Material supplied:
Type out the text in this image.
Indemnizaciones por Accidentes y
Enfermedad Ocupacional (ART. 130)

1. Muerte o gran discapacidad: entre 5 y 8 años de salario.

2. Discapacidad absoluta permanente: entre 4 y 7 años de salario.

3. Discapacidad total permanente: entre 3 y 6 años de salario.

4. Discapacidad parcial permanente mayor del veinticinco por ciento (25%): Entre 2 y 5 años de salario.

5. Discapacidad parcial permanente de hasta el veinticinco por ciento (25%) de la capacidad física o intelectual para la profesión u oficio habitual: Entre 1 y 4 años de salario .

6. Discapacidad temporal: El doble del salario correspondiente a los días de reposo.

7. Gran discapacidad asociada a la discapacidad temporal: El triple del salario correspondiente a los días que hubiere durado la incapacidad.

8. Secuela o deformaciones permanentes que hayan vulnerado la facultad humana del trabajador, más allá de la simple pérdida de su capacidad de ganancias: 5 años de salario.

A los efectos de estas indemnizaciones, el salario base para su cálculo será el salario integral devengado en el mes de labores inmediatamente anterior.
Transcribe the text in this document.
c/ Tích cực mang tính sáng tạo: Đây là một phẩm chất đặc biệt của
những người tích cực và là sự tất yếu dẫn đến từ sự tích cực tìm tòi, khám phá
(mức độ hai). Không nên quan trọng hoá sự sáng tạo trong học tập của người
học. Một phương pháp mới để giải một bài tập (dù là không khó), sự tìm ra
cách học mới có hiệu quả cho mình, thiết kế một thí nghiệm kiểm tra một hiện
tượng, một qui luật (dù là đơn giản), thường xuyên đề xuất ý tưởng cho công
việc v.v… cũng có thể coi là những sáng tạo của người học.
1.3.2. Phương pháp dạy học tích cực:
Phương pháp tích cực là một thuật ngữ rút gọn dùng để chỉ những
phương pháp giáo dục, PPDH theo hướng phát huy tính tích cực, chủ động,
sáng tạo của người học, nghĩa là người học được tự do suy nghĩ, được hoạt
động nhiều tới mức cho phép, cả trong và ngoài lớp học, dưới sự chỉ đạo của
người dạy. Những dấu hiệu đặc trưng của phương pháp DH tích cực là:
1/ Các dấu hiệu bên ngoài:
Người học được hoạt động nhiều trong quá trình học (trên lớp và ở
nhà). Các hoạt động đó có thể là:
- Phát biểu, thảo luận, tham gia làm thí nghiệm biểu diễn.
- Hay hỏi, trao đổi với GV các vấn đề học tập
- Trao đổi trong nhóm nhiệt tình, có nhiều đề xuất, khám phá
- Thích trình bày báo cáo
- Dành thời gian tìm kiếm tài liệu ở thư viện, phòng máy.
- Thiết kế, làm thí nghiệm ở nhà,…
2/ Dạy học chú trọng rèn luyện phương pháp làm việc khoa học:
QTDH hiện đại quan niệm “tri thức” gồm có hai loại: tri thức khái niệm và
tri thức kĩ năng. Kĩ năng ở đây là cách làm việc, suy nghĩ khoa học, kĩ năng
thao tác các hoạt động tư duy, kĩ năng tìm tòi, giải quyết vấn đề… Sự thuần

What the exercise asks:
Transcribe the data above in full, exactly.

Output below:
Type out the text in this image.
Indemnizaciones por Accidentes y
Enfermedad Ocupacional (ART. 130)

1. Muerte o gran discapacidad: entre 5 y 8 años de salario.

2. Discapacidad absoluta permanente: entre 4 y 7 años de salario.

3. Discapacidad total permanente: entre 3 y 6 años de salario.

4. Discapacidad parcial permanente mayor del veinticinco por ciento (25%): Entre 2 y 5 años de salario.

5. Discapacidad parcial permanente de hasta el veinticinco por ciento (25%) de la capacidad física o intelectual para la profesión u oficio habitual: Entre 1 y 4 años de salario .

6. Discapacidad temporal: El doble del salario correspondiente a los días de reposo.

7. Gran discapacidad asociada a la discapacidad temporal: El triple del salario correspondiente a los días que hubiere durado la incapacidad.

8. Secuela o deformaciones permanentes que hayan vulnerado la facultad humana del trabajador, más allá de la simple pérdida de su capacidad de ganancias: 5 años de salario.

A los efectos de estas indemnizaciones, el salario base para su cálculo será el salario integral devengado en el mes de labores inmediatamente anterior.
Transcribe the text in this document.
c/ Tích cực mang tính sáng tạo: Đây là một phẩm chất đặc biệt của
những người tích cực và là sự tất yếu dẫn đến từ sự tích cực tìm tòi, khám phá
(mức độ hai). Không nên quan trọng hoá sự sáng tạo trong học tập của người
học. Một phương pháp mới để giải một bài tập (dù là không khó), sự tìm ra
cách học mới có hiệu quả cho mình, thiết kế một thí nghiệm kiểm tra một hiện
tượng, một qui luật (dù là đơn giản), thường xuyên đề xuất ý tưởng cho công
việc v.v… cũng có thể coi là những sáng tạo của người học.
1.3.2. Phương pháp dạy học tích cực:
Phương pháp tích cực là một thuật ngữ rút gọn dùng để chỉ những
phương pháp giáo dục, PPDH theo hướng phát huy tính tích cực, chủ động,
sáng tạo của người học, nghĩa là người học được tự do suy nghĩ, được hoạt
động nhiều tới mức cho phép, cả trong và ngoài lớp học, dưới sự chỉ đạo của
người dạy. Những dấu hiệu đặc trưng của phương pháp DH tích cực là:
1/ Các dấu hiệu bên ngoài:
Người học được hoạt động nhiều trong quá trình học (trên lớp và ở
nhà). Các hoạt động đó có thể là:
- Phát biểu, thảo luận, tham gia làm thí nghiệm biểu diễn.
- Hay hỏi, trao đổi với GV các vấn đề học tập
- Trao đổi trong nhóm nhiệt tình, có nhiều đề xuất, khám phá
- Thích trình bày báo cáo
- Dành thời gian tìm kiếm tài liệu ở thư viện, phòng máy.
- Thiết kế, làm thí nghiệm ở nhà,…
2/ Dạy học chú trọng rèn luyện phương pháp làm việc khoa học:
QTDH hiện đại quan niệm “tri thức” gồm có hai loại: tri thức khái niệm và
tri thức kĩ năng. Kĩ năng ở đây là cách làm việc, suy nghĩ khoa học, kĩ năng
thao tác các hoạt động tư duy, kĩ năng tìm tòi, giải quyết vấn đề… Sự thuần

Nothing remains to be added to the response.